### EXERCISE GOAL
With the images removed, repeat the data below exactly.

(Saved entries)
*****

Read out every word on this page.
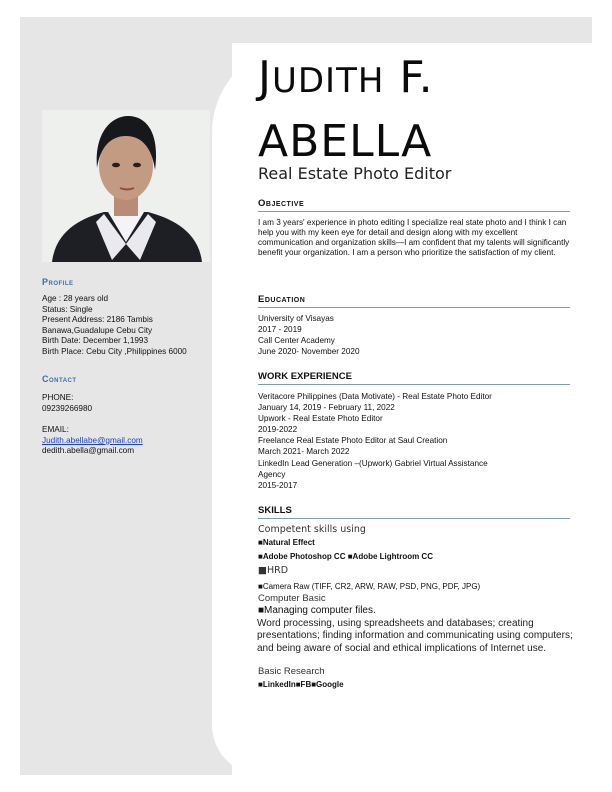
Profile
Age : 28 years old
Status: Single
Present Address: 2186 Tambis
Banawa,Guadalupe Cebu City
Birth Date: December 1,1993
Birth Place: Cebu City ,Philippines 6000
Contact
PHONE:
09239266980
EMAIL:
Judith.abellabe@gmail.com
dedith.abella@gmail.com
JUDITH F.
ABELLA
Real Estate Photo Editor
Objective
I am 3 years' experience in photo editing I specialize real state photo and I think I can help you with my keen eye for detail and design along with my excellent communication and organization skills—I am confident that my talents will significantly benefit your organization. I am a person who prioritize the satisfaction of my client.
Education
University of Visayas
2017 - 2019
Call Center Academy
June 2020- November 2020
WORK EXPERIENCE
Veritacore Philippines (Data Motivate) - Real Estate Photo Editor
January 14, 2019 - February 11, 2022
Upwork - Real Estate Photo Editor
2019-2022
Freelance Real Estate Photo Editor at Saul Creation
March 2021- March 2022
LinkedIn Lead Generation –(Upwork) Gabriel Virtual Assistance
Agency
2015-2017
SKILLS
Competent skills using
■Natural Effect
■Adobe Photoshop CC ■Adobe Lightroom CC
■HRD
■Camera Raw (TIFF, CR2, ARW, RAW, PSD, PNG, PDF, JPG)
Computer Basic
■Managing computer files.
Word processing, using spreadsheets and databases; creating presentations; finding information and communicating using computers; and being aware of social and ethical implications of Internet use.
Basic Research
■LinkedIn■FB■Google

*****

### SOLVED PROBLEM
Read out every word on this page.
Profile
Age : 28 years old
Status: Single
Present Address: 2186 Tambis
Banawa,Guadalupe Cebu City
Birth Date: December 1,1993
Birth Place: Cebu City ,Philippines 6000
Contact
PHONE:
09239266980
EMAIL:
Judith.abellabe@gmail.com
dedith.abella@gmail.com
JUDITH F.
ABELLA
Real Estate Photo Editor
Objective
I am 3 years' experience in photo editing I specialize real state photo and I think I can help you with my keen eye for detail and design along with my excellent communication and organization skills—I am confident that my talents will significantly benefit your organization. I am a person who prioritize the satisfaction of my client.
Education
University of Visayas
2017 - 2019
Call Center Academy
June 2020- November 2020
WORK EXPERIENCE
Veritacore Philippines (Data Motivate) - Real Estate Photo Editor
January 14, 2019 - February 11, 2022
Upwork - Real Estate Photo Editor
2019-2022
Freelance Real Estate Photo Editor at Saul Creation
March 2021- March 2022
LinkedIn Lead Generation –(Upwork) Gabriel Virtual Assistance
Agency
2015-2017
SKILLS
Competent skills using
■Natural Effect
■Adobe Photoshop CC ■Adobe Lightroom CC
■HRD
■Camera Raw (TIFF, CR2, ARW, RAW, PSD, PNG, PDF, JPG)
Computer Basic
■Managing computer files.
Word processing, using spreadsheets and databases; creating presentations; finding information and communicating using computers; and being aware of social and ethical implications of Internet use.
Basic Research
■LinkedIn■FB■Google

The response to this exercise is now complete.